## What to work on
Select all lines with the string "unit" in them, and copy those lines.

## Available data
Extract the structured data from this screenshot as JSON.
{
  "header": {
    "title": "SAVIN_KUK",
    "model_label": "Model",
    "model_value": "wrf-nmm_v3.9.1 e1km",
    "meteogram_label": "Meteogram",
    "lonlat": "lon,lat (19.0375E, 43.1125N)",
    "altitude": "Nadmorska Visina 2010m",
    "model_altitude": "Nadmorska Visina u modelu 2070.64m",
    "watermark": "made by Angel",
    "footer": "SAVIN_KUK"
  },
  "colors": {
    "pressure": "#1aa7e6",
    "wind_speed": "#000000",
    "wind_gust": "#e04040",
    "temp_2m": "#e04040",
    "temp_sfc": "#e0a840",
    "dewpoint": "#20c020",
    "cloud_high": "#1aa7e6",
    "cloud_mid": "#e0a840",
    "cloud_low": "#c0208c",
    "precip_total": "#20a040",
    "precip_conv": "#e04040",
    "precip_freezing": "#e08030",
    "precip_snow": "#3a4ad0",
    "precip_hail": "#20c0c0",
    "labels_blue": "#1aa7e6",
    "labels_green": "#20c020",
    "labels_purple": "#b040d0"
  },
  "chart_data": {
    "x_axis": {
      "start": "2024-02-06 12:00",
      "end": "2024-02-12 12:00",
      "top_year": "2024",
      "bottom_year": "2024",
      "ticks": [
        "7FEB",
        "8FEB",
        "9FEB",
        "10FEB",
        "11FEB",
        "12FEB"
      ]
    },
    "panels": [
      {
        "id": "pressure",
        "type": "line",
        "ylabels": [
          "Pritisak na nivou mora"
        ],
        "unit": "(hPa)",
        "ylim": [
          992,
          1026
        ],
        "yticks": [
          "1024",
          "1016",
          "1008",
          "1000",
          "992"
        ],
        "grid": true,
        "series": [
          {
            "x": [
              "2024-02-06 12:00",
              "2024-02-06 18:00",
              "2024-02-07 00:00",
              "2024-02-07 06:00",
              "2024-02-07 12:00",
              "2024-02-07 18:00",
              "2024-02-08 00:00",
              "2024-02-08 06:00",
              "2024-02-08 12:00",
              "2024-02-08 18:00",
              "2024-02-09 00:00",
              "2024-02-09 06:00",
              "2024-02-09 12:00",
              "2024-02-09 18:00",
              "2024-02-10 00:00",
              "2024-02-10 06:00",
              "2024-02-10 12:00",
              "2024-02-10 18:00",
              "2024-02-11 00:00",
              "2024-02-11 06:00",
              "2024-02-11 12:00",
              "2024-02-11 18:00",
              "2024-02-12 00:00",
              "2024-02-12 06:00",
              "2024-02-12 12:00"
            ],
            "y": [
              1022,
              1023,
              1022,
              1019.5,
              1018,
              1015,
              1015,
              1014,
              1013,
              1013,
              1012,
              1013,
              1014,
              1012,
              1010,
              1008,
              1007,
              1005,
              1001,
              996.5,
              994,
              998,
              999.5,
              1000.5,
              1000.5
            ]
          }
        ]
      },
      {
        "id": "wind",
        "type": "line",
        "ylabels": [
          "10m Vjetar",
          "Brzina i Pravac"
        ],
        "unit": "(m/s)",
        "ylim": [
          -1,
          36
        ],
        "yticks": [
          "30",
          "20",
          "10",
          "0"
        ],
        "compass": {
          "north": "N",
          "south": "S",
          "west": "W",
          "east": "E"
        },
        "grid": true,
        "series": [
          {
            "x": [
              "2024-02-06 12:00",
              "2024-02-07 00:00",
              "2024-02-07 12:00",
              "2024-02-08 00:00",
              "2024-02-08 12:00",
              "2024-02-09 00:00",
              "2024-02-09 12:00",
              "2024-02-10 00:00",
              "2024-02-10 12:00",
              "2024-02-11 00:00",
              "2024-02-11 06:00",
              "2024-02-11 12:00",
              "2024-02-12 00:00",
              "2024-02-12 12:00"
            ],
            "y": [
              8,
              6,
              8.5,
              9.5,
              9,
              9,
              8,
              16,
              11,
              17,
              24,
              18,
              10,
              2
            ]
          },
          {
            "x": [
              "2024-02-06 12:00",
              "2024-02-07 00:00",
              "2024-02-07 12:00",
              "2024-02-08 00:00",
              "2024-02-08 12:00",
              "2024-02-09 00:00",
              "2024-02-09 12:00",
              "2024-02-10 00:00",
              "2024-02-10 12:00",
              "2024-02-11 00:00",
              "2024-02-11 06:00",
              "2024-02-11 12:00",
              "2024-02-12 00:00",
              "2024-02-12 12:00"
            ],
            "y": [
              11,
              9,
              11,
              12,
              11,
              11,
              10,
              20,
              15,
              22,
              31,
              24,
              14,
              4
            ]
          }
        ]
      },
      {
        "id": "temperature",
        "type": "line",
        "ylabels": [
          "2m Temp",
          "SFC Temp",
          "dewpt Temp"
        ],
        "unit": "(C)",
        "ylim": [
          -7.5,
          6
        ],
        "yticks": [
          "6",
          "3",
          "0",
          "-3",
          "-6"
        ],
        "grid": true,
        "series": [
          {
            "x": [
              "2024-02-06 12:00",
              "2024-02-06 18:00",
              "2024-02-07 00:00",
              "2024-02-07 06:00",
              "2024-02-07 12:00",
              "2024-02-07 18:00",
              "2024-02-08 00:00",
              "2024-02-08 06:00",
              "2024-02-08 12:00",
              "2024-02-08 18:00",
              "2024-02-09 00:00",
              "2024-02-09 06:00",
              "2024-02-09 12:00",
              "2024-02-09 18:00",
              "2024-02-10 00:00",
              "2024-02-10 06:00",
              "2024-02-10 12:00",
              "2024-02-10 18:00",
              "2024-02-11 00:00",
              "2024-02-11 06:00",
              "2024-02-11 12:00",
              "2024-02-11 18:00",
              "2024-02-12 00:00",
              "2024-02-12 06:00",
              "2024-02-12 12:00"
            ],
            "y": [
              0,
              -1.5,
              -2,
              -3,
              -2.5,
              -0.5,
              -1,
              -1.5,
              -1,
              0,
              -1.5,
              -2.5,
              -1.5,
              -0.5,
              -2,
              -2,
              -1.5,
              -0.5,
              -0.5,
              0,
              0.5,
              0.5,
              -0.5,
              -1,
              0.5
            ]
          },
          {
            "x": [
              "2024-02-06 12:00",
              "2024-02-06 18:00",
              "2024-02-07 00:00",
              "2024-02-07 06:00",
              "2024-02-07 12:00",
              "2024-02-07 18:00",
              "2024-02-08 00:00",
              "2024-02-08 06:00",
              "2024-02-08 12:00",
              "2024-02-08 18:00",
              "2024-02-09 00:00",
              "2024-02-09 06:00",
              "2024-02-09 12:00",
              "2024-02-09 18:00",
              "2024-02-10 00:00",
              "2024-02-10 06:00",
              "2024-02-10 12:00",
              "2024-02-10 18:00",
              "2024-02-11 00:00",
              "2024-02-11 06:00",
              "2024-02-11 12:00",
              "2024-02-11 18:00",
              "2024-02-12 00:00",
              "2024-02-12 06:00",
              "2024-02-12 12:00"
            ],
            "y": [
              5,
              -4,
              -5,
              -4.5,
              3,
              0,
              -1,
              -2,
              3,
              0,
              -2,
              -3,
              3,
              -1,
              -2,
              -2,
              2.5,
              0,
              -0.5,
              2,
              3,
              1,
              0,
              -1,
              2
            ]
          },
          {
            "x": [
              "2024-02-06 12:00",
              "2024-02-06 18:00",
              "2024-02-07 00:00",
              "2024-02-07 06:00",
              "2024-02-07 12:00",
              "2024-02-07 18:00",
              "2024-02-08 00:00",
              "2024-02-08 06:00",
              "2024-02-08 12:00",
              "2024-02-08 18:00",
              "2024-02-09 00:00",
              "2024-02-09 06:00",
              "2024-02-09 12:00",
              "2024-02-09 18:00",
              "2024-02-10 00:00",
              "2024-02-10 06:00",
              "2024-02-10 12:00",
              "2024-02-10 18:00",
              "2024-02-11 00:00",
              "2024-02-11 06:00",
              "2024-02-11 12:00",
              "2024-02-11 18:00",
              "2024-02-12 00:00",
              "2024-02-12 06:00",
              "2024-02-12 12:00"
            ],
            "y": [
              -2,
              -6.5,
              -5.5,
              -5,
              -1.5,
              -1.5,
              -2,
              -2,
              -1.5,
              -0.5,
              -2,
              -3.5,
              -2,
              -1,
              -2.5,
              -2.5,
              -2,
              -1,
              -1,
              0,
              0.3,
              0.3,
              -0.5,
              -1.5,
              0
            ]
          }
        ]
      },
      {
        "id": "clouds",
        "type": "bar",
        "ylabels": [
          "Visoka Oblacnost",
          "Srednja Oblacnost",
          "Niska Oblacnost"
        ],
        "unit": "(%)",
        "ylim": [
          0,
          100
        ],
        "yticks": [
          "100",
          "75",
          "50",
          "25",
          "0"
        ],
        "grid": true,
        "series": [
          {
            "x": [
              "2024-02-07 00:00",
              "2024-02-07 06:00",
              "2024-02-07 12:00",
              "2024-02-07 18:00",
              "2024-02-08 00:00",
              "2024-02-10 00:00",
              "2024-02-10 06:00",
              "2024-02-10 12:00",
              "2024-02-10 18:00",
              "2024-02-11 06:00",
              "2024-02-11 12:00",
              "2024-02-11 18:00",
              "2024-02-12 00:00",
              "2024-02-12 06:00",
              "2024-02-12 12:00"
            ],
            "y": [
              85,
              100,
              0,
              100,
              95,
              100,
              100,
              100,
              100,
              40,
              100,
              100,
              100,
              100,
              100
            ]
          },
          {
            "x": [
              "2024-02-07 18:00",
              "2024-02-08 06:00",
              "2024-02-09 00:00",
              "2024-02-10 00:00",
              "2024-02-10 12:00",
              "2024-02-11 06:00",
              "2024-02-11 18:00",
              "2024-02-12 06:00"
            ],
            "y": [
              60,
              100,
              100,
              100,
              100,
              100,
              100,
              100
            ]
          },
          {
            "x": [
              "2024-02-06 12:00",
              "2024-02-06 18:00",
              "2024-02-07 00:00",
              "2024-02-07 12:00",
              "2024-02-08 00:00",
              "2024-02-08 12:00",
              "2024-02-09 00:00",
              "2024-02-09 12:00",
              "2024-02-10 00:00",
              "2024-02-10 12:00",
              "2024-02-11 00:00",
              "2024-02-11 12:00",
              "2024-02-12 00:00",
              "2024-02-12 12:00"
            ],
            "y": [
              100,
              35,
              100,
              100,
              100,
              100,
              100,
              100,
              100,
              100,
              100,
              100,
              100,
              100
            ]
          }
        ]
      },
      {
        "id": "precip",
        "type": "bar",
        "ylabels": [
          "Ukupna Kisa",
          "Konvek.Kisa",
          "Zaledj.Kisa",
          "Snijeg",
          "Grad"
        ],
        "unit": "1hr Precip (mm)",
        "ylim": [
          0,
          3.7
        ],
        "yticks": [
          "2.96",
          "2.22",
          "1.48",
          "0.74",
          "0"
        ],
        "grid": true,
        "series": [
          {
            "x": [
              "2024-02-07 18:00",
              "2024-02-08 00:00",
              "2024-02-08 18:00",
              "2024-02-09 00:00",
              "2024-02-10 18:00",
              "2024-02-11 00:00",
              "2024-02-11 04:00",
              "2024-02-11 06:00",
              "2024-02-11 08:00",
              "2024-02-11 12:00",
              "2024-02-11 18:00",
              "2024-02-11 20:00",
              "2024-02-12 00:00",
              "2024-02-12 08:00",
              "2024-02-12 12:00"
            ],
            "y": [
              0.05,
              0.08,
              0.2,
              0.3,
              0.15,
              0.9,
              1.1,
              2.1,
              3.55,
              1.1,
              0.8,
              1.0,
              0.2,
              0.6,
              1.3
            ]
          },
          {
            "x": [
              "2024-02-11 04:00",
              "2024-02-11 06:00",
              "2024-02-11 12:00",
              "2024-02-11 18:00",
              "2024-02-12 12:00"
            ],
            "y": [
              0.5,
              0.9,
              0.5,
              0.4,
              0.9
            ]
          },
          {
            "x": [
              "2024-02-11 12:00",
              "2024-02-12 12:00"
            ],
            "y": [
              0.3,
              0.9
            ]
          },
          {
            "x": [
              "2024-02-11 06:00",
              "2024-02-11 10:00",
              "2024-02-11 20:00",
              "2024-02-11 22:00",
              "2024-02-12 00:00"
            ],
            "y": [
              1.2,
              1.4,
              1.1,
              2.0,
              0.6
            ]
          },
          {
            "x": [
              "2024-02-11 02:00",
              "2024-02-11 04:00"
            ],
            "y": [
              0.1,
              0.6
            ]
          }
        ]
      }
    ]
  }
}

## Expected output
        "unit": "(hPa)",
        "unit": "(m/s)",
        "unit": "(C)",
        "unit": "(%)",
        "unit": "1hr Precip (mm)",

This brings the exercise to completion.